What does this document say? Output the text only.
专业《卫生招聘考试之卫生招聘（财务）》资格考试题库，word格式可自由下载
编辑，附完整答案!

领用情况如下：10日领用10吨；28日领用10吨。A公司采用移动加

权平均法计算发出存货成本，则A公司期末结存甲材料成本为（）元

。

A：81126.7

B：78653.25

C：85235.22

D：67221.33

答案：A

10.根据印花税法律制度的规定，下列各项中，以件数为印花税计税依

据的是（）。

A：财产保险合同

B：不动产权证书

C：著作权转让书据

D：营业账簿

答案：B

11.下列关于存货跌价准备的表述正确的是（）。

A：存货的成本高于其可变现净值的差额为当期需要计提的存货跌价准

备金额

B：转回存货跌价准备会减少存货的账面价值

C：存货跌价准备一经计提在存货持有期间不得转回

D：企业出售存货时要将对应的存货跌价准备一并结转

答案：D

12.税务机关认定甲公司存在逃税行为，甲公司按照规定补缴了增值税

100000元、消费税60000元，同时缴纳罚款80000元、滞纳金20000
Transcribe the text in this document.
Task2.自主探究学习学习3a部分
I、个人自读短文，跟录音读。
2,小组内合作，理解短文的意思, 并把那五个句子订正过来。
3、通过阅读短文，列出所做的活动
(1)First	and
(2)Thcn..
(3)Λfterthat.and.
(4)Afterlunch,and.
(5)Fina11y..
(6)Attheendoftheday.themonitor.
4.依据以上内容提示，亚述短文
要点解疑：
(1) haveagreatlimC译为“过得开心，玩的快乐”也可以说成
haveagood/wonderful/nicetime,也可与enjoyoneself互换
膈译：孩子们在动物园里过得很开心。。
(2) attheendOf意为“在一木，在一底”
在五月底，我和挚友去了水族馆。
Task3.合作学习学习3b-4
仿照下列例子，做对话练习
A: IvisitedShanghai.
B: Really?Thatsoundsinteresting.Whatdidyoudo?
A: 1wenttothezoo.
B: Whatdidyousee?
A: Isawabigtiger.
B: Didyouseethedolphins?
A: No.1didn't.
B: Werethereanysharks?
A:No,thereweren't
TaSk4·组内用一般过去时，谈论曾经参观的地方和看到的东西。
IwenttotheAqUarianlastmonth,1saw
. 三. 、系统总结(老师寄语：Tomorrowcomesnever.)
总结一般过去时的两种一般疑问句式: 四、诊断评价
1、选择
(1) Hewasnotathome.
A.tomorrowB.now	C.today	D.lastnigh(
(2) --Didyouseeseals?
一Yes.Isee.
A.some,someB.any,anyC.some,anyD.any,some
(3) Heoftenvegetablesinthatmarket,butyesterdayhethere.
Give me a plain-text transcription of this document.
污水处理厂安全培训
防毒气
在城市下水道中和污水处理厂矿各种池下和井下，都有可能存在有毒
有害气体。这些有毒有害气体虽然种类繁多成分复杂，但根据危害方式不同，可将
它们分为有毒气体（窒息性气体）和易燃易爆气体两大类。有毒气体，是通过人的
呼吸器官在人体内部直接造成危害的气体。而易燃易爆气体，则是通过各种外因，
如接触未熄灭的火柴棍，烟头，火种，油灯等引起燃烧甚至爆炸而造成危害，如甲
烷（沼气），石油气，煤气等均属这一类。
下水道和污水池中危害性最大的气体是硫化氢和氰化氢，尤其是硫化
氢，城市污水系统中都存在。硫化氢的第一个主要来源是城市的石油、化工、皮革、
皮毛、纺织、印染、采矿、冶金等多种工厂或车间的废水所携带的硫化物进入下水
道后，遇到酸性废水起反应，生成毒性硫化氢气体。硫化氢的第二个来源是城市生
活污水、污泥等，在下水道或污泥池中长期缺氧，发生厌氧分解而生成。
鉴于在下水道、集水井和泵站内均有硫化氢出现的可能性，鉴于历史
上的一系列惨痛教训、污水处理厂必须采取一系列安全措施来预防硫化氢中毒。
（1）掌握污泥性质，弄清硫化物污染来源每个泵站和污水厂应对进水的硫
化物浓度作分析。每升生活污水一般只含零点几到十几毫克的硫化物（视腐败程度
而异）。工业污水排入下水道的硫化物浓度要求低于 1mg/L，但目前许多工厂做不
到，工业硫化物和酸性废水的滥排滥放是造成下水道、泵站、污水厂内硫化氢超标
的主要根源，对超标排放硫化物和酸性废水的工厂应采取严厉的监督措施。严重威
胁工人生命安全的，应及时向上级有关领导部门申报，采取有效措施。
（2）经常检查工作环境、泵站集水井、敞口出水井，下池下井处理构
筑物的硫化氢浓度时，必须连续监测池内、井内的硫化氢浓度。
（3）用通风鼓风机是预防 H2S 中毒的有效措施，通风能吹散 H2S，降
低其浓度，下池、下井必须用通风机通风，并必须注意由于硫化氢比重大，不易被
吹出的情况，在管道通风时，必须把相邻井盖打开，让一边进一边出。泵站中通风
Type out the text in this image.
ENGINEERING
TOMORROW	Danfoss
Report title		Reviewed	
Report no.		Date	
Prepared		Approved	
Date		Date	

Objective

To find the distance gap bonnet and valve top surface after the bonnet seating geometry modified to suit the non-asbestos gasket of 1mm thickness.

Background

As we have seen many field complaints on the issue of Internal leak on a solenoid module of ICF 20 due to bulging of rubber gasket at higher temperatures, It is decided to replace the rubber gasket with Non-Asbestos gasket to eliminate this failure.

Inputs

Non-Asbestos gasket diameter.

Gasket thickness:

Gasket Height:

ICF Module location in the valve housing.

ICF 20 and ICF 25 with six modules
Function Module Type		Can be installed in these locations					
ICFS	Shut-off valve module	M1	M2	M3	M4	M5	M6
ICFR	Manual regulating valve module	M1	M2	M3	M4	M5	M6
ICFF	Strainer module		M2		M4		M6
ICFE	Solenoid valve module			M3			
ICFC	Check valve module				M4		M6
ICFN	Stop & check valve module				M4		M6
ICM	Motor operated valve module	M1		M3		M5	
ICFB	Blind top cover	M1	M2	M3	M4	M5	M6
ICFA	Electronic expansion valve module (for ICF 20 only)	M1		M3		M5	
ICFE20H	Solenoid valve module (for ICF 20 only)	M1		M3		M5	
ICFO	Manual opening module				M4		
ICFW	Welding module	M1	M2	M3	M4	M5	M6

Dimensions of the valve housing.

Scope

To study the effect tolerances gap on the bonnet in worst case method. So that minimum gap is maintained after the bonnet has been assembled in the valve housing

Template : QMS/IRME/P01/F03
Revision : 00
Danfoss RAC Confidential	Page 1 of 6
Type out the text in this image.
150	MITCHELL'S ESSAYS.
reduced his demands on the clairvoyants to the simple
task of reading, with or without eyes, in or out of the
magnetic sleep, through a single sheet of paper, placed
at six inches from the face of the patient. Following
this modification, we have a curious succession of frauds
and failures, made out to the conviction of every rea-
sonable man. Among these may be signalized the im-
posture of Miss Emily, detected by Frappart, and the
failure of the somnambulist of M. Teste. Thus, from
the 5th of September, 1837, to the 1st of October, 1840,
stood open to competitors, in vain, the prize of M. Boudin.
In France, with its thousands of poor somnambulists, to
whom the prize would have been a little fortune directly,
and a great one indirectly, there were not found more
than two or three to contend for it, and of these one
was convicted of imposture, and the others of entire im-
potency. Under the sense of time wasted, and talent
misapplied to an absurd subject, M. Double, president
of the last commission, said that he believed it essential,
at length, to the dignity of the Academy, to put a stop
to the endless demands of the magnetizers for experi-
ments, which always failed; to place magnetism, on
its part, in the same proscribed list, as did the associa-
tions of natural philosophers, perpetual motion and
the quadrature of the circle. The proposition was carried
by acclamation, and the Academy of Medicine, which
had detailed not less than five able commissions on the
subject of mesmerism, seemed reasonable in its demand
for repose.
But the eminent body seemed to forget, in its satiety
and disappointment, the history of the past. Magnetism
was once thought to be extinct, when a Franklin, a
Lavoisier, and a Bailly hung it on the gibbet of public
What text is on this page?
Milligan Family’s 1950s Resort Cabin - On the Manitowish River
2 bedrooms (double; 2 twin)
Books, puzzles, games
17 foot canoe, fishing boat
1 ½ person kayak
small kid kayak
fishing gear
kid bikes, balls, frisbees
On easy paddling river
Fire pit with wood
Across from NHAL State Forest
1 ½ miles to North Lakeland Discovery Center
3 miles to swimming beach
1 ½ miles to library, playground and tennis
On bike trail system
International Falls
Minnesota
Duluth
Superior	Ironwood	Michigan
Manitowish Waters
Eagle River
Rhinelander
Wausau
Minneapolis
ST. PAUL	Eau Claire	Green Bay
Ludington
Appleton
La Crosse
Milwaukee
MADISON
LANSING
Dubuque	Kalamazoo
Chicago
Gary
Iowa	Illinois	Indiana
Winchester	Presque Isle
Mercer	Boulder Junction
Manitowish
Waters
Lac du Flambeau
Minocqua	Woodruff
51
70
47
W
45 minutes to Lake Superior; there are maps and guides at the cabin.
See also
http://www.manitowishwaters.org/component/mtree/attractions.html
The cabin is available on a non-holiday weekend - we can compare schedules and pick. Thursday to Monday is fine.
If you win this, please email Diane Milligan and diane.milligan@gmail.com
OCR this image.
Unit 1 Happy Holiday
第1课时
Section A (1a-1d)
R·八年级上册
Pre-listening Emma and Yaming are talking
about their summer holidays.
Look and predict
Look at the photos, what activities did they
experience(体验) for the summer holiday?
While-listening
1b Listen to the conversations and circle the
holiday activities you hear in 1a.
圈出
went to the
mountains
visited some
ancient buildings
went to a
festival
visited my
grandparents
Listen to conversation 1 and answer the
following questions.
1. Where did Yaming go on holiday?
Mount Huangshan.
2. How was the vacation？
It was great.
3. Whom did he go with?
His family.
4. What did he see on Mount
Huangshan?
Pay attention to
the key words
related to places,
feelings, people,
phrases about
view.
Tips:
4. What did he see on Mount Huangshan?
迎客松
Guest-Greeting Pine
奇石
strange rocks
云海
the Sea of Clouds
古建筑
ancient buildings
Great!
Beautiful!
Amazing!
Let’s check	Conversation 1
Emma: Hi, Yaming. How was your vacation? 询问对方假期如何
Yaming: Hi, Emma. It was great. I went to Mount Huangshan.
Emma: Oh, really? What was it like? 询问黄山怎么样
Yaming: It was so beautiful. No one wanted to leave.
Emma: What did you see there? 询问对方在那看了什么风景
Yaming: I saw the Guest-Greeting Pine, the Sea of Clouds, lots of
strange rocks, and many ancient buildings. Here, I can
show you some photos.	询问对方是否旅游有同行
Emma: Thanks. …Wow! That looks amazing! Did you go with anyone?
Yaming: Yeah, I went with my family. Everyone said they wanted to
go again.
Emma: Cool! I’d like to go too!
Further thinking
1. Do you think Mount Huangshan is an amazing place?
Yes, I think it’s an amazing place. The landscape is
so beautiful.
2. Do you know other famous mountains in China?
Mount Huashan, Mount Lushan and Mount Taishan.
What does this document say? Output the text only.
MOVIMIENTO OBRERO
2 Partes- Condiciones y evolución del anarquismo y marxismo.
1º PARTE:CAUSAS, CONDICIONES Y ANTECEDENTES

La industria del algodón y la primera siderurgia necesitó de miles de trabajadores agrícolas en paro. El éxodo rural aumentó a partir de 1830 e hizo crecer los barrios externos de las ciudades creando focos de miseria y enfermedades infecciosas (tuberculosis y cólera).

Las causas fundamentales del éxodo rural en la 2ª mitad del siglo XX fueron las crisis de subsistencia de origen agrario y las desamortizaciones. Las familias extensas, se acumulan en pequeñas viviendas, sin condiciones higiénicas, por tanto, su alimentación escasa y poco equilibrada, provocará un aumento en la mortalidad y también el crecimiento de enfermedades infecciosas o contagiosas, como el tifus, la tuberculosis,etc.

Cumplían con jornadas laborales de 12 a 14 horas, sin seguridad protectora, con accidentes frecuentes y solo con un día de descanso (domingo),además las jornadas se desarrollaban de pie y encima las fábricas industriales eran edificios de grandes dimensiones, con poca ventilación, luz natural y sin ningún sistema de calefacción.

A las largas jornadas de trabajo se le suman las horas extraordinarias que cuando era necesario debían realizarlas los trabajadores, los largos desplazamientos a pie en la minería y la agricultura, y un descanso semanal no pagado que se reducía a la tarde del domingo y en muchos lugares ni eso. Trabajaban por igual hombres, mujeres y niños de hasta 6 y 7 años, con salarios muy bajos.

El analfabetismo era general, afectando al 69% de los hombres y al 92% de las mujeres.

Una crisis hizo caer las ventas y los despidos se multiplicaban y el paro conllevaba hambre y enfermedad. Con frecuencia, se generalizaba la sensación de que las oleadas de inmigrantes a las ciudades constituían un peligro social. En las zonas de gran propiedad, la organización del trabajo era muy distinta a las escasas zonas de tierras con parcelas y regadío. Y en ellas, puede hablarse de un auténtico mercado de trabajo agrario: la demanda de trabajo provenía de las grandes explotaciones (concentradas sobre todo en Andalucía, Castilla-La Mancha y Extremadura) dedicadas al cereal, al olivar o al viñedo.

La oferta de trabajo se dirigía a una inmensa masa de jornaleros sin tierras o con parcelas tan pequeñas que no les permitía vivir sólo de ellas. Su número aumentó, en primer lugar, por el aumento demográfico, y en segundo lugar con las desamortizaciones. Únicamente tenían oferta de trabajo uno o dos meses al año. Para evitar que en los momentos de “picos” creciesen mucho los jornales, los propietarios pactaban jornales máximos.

▶ **Exercise instructions**: Gather all lines with the string "some" from the data.

▶ **Task solution**:
A.some,someB.any,anyC.some,anyD.any,some
visited some
show you some photos.	询问对方是否旅游有同行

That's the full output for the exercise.